▶ INSTRUCTION
The records below must be transcribed exactly. Do not include the pictures.

▶ RECORDS SHOWN
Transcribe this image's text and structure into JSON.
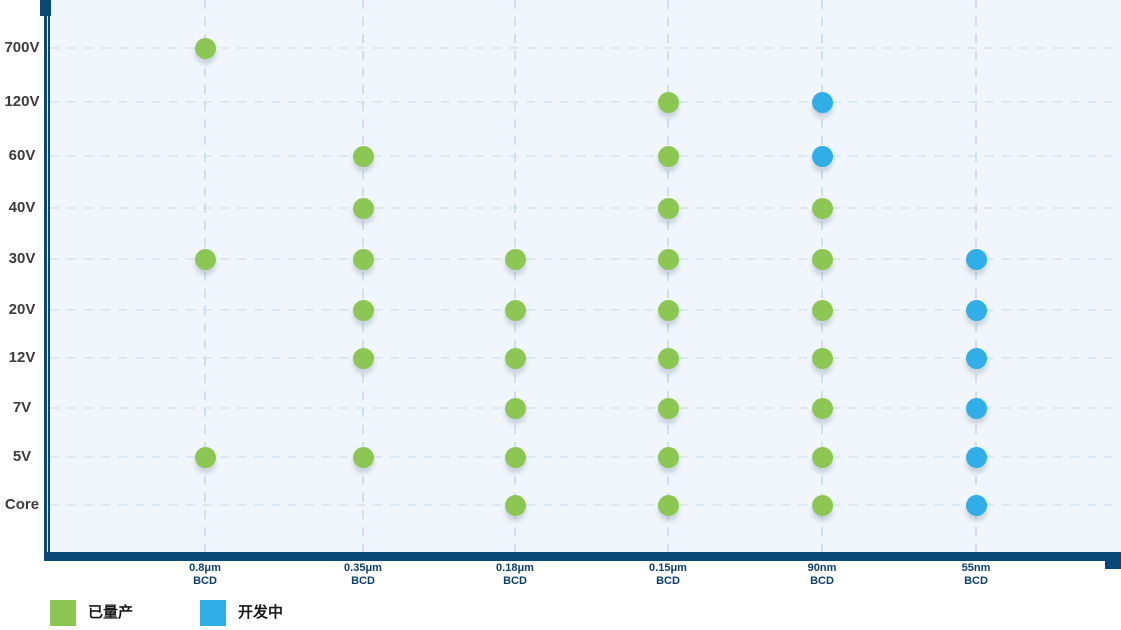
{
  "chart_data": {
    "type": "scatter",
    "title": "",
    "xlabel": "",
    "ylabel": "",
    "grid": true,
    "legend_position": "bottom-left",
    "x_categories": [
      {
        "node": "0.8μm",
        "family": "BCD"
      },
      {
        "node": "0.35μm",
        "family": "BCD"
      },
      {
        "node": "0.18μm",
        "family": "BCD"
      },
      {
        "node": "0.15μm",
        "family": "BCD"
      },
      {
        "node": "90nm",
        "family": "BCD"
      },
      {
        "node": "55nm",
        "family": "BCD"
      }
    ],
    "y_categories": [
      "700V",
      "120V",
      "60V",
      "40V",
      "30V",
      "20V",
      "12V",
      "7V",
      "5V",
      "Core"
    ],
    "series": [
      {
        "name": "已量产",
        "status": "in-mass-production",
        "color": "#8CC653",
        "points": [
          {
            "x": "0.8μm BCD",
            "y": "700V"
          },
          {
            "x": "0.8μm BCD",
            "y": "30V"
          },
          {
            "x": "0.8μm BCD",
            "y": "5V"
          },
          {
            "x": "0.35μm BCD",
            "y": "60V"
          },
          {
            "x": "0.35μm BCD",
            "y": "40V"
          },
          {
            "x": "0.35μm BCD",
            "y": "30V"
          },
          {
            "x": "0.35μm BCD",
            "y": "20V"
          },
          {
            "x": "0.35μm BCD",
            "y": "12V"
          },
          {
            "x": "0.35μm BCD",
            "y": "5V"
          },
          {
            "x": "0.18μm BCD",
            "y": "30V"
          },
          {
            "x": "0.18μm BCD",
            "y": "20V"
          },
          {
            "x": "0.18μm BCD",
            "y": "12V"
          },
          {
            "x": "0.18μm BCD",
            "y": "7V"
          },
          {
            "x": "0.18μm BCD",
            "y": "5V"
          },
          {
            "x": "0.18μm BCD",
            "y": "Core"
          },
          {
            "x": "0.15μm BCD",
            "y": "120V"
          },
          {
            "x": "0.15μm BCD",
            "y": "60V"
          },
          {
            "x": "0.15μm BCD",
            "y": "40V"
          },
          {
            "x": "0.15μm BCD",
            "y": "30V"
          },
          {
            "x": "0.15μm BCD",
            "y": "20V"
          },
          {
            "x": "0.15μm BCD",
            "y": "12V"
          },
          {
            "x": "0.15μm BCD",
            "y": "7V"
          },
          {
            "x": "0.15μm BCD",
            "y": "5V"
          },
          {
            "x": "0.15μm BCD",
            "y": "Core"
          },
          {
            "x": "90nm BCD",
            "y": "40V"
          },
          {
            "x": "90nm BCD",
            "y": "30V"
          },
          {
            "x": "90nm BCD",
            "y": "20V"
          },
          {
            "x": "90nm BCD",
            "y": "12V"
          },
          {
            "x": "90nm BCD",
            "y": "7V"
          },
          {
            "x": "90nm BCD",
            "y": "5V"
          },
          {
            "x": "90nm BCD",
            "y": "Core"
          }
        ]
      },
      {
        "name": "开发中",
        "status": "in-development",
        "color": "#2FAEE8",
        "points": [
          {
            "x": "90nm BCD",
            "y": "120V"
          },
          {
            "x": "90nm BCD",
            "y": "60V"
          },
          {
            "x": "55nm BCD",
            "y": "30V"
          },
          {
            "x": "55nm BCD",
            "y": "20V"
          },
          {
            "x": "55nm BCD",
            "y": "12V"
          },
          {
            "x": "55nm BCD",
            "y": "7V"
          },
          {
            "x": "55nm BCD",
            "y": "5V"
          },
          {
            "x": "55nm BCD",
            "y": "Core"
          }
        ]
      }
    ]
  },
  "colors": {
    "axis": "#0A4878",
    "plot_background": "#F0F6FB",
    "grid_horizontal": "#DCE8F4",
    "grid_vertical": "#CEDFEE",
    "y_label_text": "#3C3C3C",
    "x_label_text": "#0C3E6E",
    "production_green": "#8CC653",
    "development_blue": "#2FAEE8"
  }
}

▶ EXPECTED OUTPUT
Transcribe this image's text and structure into JSON.
{
  "chart_data": {
    "type": "scatter",
    "title": "",
    "xlabel": "",
    "ylabel": "",
    "grid": true,
    "legend_position": "bottom-left",
    "x_categories": [
      {
        "node": "0.8μm",
        "family": "BCD"
      },
      {
        "node": "0.35μm",
        "family": "BCD"
      },
      {
        "node": "0.18μm",
        "family": "BCD"
      },
      {
        "node": "0.15μm",
        "family": "BCD"
      },
      {
        "node": "90nm",
        "family": "BCD"
      },
      {
        "node": "55nm",
        "family": "BCD"
      }
    ],
    "y_categories": [
      "700V",
      "120V",
      "60V",
      "40V",
      "30V",
      "20V",
      "12V",
      "7V",
      "5V",
      "Core"
    ],
    "series": [
      {
        "name": "已量产",
        "status": "in-mass-production",
        "color": "#8CC653",
        "points": [
          {
            "x": "0.8μm BCD",
            "y": "700V"
          },
          {
            "x": "0.8μm BCD",
            "y": "30V"
          },
          {
            "x": "0.8μm BCD",
            "y": "5V"
          },
          {
            "x": "0.35μm BCD",
            "y": "60V"
          },
          {
            "x": "0.35μm BCD",
            "y": "40V"
          },
          {
            "x": "0.35μm BCD",
            "y": "30V"
          },
          {
            "x": "0.35μm BCD",
            "y": "20V"
          },
          {
            "x": "0.35μm BCD",
            "y": "12V"
          },
          {
            "x": "0.35μm BCD",
            "y": "5V"
          },
          {
            "x": "0.18μm BCD",
            "y": "30V"
          },
          {
            "x": "0.18μm BCD",
            "y": "20V"
          },
          {
            "x": "0.18μm BCD",
            "y": "12V"
          },
          {
            "x": "0.18μm BCD",
            "y": "7V"
          },
          {
            "x": "0.18μm BCD",
            "y": "5V"
          },
          {
            "x": "0.18μm BCD",
            "y": "Core"
          },
          {
            "x": "0.15μm BCD",
            "y": "120V"
          },
          {
            "x": "0.15μm BCD",
            "y": "60V"
          },
          {
            "x": "0.15μm BCD",
            "y": "40V"
          },
          {
            "x": "0.15μm BCD",
            "y": "30V"
          },
          {
            "x": "0.15μm BCD",
            "y": "20V"
          },
          {
            "x": "0.15μm BCD",
            "y": "12V"
          },
          {
            "x": "0.15μm BCD",
            "y": "7V"
          },
          {
            "x": "0.15μm BCD",
            "y": "5V"
          },
          {
            "x": "0.15μm BCD",
            "y": "Core"
          },
          {
            "x": "90nm BCD",
            "y": "40V"
          },
          {
            "x": "90nm BCD",
            "y": "30V"
          },
          {
            "x": "90nm BCD",
            "y": "20V"
          },
          {
            "x": "90nm BCD",
            "y": "12V"
          },
          {
            "x": "90nm BCD",
            "y": "7V"
          },
          {
            "x": "90nm BCD",
            "y": "5V"
          },
          {
            "x": "90nm BCD",
            "y": "Core"
          }
        ]
      },
      {
        "name": "开发中",
        "status": "in-development",
        "color": "#2FAEE8",
        "points": [
          {
            "x": "90nm BCD",
            "y": "120V"
          },
          {
            "x": "90nm BCD",
            "y": "60V"
          },
          {
            "x": "55nm BCD",
            "y": "30V"
          },
          {
            "x": "55nm BCD",
            "y": "20V"
          },
          {
            "x": "55nm BCD",
            "y": "12V"
          },
          {
            "x": "55nm BCD",
            "y": "7V"
          },
          {
            "x": "55nm BCD",
            "y": "5V"
          },
          {
            "x": "55nm BCD",
            "y": "Core"
          }
        ]
      }
    ]
  },
  "colors": {
    "axis": "#0A4878",
    "plot_background": "#F0F6FB",
    "grid_horizontal": "#DCE8F4",
    "grid_vertical": "#CEDFEE",
    "y_label_text": "#3C3C3C",
    "x_label_text": "#0C3E6E",
    "production_green": "#8CC653",
    "development_blue": "#2FAEE8"
  }
}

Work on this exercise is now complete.